Task objective: Give only the rows from the one containing "ask-ai-hint[interactable]: Ask AI" through the one containing "cloud-glyph — [99, 220, 110, 231]", both included, as a numbered list with any blank lines left out.

Exercise material:
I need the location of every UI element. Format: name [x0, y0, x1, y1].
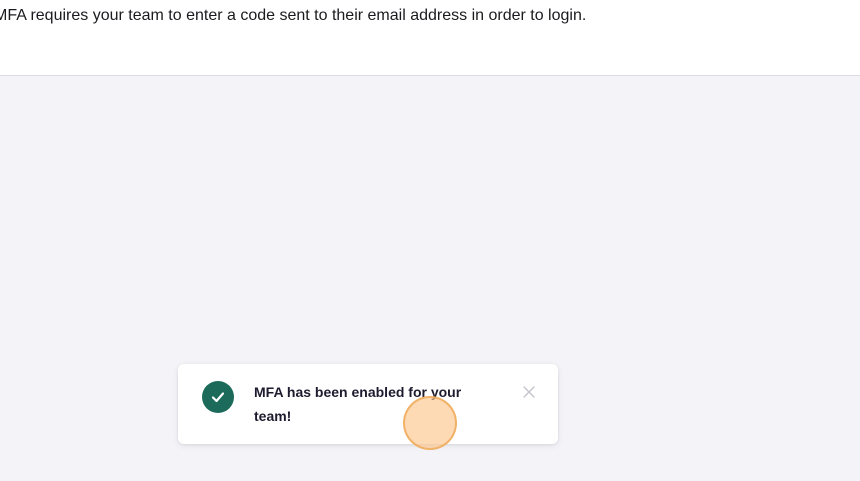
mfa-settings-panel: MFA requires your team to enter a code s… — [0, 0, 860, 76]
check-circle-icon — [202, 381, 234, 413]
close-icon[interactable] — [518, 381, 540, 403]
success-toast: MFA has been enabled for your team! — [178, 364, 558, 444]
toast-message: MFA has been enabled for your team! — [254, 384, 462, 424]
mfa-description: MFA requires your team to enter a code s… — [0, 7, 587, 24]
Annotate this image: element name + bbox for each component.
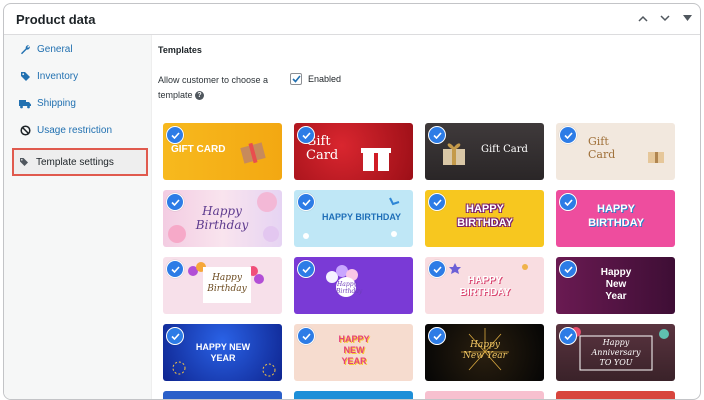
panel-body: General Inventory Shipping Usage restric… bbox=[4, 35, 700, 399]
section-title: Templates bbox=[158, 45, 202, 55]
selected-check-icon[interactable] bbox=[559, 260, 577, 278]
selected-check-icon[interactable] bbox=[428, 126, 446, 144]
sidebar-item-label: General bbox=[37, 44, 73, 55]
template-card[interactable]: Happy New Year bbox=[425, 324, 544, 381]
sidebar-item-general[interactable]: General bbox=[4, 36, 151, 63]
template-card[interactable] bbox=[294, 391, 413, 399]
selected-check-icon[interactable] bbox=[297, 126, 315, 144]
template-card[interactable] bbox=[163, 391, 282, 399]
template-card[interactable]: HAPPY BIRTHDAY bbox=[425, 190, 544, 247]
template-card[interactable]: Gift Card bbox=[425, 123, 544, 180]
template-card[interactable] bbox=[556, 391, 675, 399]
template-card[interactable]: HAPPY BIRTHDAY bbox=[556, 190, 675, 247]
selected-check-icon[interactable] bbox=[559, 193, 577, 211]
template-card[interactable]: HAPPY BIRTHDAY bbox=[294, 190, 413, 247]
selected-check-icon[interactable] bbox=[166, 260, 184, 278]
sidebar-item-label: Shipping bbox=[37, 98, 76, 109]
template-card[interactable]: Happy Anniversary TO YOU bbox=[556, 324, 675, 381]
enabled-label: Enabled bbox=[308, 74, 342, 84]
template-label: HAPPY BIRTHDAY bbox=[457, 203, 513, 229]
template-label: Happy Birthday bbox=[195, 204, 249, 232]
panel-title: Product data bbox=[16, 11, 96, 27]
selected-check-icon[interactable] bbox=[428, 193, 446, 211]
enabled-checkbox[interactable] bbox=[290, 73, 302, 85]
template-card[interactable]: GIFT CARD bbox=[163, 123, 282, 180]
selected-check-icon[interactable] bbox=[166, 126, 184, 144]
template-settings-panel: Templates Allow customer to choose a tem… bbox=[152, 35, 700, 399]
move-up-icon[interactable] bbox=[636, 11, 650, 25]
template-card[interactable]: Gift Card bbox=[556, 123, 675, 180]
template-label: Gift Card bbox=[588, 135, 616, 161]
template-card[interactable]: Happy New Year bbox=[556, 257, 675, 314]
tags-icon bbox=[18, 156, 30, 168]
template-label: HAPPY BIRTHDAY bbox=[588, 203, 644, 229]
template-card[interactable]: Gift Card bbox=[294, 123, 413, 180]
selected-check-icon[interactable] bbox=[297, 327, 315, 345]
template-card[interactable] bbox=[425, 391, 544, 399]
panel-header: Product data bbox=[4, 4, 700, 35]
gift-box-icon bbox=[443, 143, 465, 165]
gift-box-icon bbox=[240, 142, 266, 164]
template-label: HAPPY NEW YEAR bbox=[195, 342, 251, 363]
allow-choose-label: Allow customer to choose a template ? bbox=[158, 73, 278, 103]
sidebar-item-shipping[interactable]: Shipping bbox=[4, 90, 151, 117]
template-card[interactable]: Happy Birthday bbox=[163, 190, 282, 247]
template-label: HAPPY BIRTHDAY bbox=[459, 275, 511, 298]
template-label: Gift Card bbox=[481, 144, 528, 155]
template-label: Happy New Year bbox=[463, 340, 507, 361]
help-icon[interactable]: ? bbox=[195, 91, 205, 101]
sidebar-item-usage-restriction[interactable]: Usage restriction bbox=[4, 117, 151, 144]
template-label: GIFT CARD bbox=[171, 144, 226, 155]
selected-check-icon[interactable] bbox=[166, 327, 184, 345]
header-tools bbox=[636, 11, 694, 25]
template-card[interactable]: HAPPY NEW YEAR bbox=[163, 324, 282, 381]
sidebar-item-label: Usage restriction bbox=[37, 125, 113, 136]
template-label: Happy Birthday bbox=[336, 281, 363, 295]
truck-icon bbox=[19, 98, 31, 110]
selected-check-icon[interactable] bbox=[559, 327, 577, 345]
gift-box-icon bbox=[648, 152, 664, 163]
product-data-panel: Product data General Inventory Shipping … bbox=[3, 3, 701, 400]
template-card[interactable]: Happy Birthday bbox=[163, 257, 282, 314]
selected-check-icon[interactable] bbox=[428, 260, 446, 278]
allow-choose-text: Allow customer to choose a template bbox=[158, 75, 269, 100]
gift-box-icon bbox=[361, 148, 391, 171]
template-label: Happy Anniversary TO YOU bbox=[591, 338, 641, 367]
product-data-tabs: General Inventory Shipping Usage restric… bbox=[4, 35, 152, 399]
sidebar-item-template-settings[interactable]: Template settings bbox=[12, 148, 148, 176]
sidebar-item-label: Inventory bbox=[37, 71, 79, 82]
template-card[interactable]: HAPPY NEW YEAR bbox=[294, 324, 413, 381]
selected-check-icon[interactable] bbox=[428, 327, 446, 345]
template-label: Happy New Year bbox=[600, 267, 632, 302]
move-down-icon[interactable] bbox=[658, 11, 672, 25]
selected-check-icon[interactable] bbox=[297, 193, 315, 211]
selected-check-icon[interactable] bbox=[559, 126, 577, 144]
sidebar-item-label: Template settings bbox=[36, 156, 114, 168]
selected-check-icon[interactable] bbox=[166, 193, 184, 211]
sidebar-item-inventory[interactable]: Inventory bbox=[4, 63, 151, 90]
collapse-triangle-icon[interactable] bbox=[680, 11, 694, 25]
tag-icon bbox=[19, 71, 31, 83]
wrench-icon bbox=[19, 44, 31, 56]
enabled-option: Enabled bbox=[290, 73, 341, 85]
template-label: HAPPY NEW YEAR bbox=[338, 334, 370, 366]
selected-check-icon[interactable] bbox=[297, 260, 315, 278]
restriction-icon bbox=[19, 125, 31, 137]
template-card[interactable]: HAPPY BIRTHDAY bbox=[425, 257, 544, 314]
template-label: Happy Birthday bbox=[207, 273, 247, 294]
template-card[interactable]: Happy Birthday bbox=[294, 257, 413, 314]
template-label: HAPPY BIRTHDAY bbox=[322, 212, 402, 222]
...
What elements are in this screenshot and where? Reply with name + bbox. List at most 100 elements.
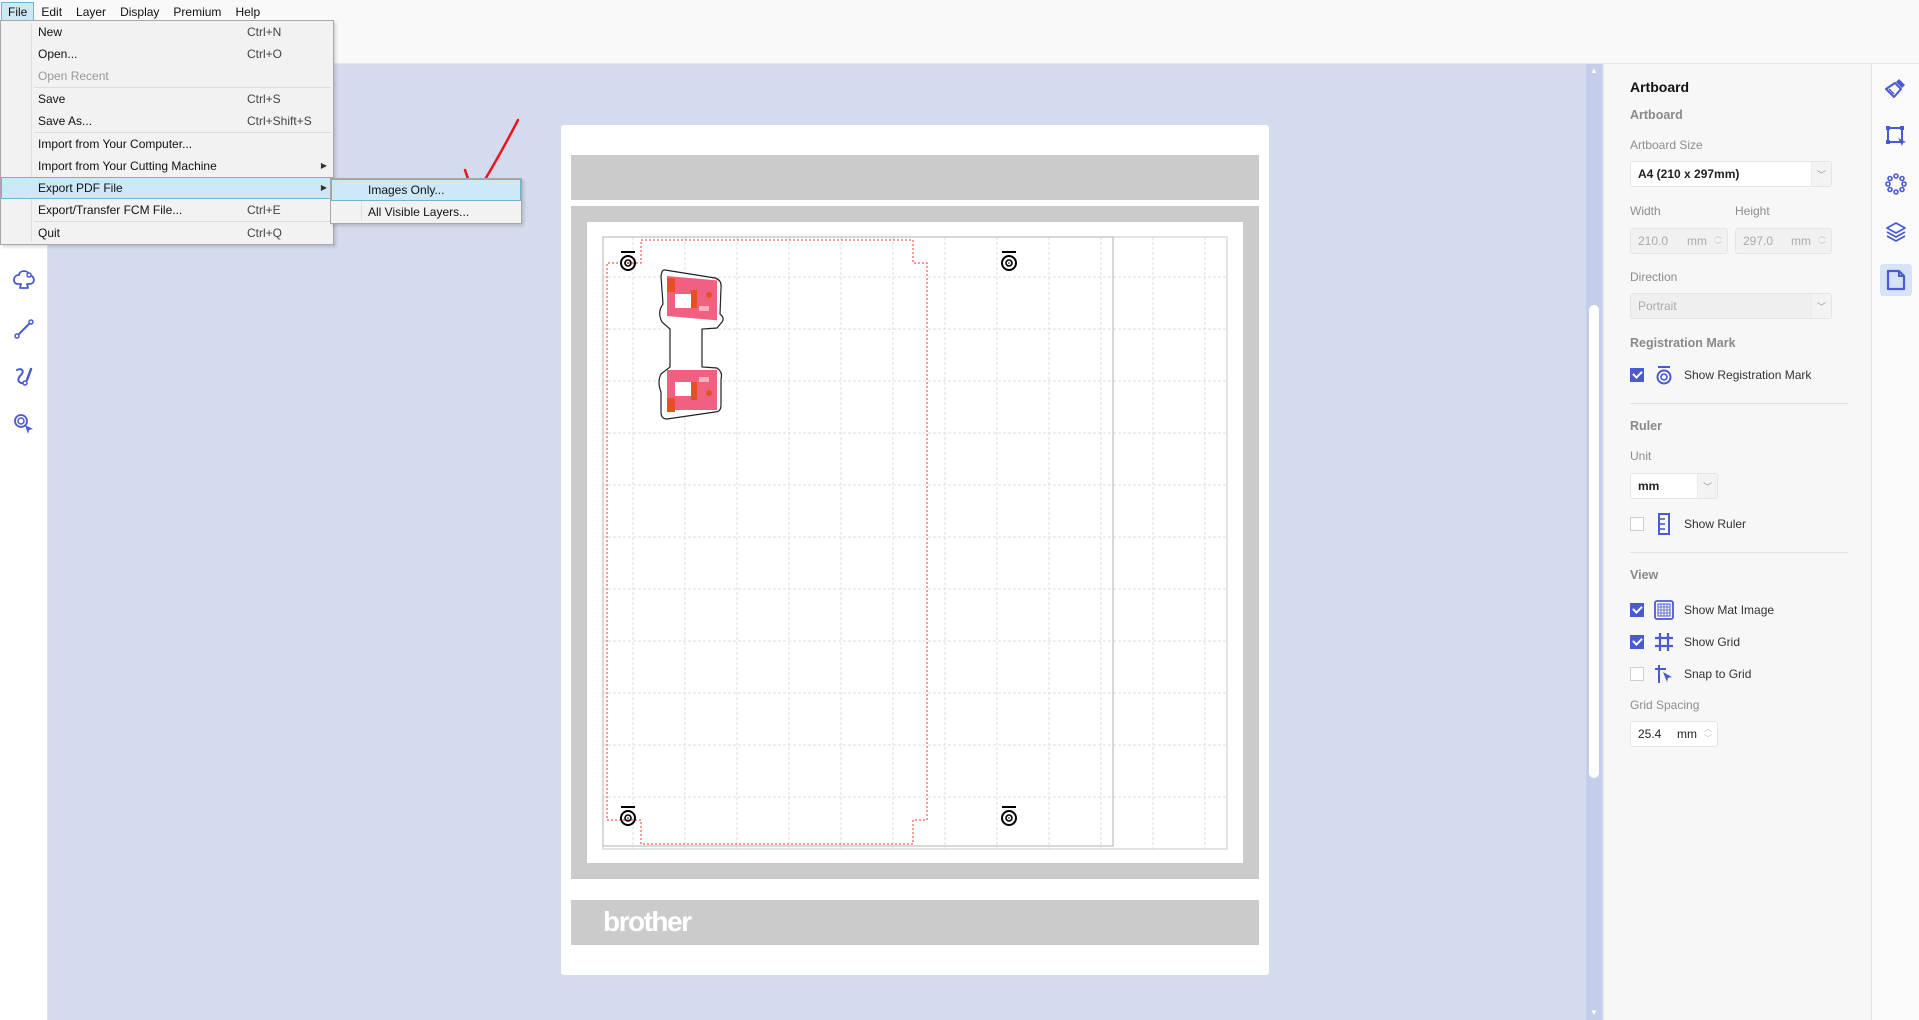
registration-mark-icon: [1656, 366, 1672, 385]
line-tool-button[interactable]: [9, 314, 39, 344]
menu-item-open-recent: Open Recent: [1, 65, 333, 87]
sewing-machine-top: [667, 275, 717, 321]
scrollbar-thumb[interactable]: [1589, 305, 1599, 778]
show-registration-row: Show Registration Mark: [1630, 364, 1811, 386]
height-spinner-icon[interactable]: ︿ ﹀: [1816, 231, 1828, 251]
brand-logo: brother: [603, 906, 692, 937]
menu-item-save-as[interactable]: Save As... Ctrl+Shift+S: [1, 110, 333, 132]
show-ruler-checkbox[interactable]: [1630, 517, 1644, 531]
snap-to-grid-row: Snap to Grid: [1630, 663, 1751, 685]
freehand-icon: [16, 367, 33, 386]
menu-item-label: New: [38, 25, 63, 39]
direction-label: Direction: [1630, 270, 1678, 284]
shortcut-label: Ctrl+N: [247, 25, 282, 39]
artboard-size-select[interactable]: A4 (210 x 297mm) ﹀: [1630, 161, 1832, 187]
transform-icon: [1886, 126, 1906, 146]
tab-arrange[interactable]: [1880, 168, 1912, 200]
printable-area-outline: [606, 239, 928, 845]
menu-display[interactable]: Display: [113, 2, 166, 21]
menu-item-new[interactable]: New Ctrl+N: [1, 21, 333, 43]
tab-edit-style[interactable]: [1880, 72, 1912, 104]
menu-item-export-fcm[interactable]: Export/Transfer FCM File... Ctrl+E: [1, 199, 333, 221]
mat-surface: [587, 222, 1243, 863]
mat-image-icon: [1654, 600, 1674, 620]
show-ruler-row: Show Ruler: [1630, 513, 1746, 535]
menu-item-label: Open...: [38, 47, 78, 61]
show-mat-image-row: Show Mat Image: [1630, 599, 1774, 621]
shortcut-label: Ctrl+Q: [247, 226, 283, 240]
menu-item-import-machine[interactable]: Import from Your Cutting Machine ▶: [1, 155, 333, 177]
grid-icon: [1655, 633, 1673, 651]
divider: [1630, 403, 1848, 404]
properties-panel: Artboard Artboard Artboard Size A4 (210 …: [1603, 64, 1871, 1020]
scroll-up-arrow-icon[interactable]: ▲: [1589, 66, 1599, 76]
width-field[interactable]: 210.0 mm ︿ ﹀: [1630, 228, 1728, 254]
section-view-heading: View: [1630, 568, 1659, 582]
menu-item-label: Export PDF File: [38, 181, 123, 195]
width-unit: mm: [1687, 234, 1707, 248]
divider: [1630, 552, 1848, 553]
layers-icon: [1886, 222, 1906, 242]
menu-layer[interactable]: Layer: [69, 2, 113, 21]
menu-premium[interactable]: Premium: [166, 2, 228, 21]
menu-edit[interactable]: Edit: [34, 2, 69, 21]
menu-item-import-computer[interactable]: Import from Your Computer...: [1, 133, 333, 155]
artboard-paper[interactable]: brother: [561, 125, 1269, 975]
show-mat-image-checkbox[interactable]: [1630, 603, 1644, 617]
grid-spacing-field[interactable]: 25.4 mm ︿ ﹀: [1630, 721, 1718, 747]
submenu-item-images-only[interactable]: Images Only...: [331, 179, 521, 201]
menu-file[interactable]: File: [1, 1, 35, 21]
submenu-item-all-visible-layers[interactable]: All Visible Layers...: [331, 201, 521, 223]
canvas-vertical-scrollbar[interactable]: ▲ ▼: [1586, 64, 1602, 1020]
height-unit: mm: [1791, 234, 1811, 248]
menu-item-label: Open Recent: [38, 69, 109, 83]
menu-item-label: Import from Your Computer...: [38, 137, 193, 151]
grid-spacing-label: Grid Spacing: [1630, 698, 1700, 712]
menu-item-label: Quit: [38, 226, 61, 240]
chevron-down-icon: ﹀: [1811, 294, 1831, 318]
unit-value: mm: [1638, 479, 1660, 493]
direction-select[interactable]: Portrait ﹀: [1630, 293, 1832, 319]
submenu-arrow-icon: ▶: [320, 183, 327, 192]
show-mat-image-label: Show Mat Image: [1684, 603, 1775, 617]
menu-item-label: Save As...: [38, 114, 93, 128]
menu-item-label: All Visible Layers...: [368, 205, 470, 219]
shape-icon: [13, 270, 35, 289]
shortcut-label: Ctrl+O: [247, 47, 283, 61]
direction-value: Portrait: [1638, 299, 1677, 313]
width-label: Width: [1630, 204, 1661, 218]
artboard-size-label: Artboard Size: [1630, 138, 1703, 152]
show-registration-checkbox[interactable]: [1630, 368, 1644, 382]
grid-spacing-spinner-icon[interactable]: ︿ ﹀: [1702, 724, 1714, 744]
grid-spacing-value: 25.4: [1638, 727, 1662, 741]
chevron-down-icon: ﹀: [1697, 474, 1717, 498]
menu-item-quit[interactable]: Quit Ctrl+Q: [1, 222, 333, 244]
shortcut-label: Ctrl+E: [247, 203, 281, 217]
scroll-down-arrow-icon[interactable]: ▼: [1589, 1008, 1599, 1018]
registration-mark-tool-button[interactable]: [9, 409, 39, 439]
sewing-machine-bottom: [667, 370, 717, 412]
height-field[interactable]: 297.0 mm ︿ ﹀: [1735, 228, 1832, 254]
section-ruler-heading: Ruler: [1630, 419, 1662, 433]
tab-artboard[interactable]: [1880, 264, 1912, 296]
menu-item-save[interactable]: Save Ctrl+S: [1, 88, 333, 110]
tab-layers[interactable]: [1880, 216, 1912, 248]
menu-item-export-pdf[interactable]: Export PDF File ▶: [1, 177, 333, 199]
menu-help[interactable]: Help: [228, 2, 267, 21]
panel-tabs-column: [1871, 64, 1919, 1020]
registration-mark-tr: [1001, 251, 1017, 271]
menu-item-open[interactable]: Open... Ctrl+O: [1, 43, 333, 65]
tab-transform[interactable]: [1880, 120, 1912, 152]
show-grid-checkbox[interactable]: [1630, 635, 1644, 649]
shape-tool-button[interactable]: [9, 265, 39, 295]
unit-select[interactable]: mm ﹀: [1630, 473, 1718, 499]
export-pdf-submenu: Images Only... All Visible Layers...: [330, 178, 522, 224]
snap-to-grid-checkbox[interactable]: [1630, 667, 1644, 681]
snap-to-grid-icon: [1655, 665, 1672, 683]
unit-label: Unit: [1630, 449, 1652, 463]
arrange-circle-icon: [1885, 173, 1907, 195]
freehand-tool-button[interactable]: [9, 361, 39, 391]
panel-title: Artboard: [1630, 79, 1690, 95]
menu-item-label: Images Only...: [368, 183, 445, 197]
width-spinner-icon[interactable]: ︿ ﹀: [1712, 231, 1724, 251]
==
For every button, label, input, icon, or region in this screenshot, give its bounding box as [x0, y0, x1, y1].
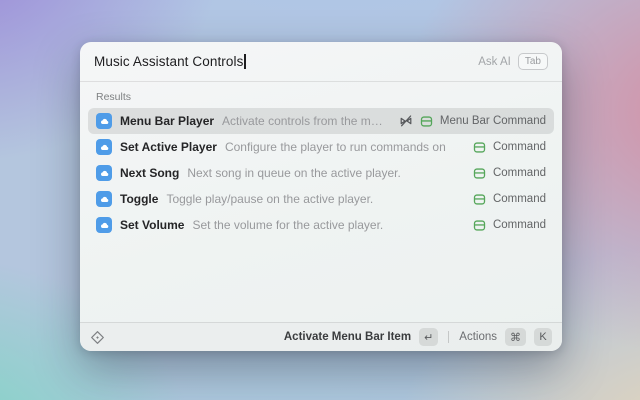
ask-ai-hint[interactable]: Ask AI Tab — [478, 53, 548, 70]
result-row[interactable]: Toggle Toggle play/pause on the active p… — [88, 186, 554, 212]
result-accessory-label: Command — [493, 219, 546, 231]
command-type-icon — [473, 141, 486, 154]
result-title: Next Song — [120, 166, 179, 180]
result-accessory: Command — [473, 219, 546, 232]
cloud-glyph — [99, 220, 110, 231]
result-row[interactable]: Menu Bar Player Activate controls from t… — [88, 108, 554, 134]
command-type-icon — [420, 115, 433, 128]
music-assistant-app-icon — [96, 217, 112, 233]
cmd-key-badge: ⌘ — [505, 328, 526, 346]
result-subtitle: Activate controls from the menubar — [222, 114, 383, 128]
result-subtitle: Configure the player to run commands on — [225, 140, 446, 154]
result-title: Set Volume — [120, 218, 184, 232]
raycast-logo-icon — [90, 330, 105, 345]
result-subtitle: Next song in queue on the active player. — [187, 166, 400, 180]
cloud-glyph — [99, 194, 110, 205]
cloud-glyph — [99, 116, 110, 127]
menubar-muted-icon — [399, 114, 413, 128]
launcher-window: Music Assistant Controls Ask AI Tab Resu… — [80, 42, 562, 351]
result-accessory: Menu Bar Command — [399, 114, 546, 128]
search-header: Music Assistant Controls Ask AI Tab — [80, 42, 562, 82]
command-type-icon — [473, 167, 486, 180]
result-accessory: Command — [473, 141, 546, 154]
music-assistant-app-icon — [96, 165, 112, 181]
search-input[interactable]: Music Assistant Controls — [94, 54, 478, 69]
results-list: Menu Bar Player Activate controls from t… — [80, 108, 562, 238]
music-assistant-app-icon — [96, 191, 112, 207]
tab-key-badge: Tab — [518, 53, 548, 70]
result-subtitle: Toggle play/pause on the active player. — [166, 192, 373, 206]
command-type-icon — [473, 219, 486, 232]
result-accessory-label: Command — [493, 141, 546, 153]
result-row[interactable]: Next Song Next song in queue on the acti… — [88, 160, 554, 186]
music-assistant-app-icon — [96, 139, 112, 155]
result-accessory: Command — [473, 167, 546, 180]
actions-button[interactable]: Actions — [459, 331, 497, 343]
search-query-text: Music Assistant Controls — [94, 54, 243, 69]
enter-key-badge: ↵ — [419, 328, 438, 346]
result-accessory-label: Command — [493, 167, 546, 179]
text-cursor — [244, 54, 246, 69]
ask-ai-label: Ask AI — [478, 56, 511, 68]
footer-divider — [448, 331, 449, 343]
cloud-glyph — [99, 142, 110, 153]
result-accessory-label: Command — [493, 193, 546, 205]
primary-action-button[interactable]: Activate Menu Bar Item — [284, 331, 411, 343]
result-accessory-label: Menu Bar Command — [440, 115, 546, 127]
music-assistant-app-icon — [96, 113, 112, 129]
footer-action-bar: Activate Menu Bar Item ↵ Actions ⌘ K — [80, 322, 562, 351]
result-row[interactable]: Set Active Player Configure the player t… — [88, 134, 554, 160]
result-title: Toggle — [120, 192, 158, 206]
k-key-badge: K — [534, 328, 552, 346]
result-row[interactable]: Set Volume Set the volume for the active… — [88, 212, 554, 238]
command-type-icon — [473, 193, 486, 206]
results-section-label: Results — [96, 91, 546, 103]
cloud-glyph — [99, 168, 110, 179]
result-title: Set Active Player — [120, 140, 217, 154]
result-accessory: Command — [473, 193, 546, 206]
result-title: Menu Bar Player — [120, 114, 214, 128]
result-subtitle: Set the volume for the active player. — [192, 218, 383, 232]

Task answer:
1. ask-ai-hint[interactable]: Ask AI Tab — [478, 53, 548, 70]
2. result-row[interactable]: Toggle Toggle play/pause on the active p… — [88, 186, 554, 212]
3. result-accessory-label: Command — [493, 219, 546, 231]
4. command-type-icon — [473, 141, 486, 154]
5. result-title: Next Song — [120, 166, 179, 180]
6. result-accessory: Command — [473, 219, 546, 232]
7. cloud-glyph — [99, 220, 110, 231]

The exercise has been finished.